* **Available records**:
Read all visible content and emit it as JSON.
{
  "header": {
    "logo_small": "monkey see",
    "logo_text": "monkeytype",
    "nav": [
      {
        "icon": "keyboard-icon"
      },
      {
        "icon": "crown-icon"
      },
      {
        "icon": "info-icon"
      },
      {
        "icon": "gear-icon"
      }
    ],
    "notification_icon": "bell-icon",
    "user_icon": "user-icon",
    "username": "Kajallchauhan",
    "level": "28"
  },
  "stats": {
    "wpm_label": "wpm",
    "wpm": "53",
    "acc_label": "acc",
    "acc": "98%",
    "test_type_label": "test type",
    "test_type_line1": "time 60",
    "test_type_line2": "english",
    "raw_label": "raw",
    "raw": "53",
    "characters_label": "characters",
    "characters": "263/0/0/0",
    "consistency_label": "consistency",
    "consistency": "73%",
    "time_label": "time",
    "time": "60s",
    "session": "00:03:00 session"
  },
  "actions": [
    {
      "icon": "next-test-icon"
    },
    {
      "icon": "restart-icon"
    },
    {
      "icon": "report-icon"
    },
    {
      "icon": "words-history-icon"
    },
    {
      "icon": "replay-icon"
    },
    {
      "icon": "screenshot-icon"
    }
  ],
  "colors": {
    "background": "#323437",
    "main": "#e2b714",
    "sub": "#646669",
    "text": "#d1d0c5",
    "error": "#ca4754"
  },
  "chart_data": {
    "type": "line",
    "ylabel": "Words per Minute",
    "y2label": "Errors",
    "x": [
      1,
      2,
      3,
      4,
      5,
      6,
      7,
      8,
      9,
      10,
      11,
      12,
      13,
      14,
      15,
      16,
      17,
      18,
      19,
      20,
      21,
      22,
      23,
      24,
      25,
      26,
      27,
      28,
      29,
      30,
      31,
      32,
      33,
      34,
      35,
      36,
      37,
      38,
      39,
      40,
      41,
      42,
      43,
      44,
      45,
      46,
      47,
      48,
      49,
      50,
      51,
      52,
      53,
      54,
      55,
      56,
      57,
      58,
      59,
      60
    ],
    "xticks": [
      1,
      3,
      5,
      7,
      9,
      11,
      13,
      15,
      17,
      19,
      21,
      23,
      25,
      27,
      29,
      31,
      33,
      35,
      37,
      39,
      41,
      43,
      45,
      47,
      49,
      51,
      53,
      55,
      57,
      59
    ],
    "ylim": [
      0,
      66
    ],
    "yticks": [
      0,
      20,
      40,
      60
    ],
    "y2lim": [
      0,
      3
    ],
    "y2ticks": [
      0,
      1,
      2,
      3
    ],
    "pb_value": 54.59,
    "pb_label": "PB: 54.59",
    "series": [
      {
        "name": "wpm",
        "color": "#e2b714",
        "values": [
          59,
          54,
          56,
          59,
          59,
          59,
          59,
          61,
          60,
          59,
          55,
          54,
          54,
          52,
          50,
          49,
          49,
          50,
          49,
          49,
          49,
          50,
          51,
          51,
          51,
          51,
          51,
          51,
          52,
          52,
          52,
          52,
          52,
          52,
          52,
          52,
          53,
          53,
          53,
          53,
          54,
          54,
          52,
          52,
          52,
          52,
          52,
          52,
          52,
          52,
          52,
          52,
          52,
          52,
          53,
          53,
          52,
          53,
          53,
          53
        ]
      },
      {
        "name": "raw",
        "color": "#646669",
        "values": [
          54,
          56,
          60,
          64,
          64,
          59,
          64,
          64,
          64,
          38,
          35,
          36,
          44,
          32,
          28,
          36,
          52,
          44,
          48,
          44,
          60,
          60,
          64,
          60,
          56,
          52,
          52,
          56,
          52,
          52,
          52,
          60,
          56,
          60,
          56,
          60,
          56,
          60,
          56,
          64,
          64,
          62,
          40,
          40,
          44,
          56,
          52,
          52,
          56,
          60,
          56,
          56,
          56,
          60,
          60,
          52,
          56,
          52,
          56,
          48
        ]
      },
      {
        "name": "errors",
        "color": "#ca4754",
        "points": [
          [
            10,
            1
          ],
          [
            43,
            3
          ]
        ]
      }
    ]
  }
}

* **Exercise objective**:
Sift the material for lines with the string "time". Copy each one found.

* **Output for this task**:
    "test_type_line1": "time 60",
    "time_label": "time",
    "time": "60s",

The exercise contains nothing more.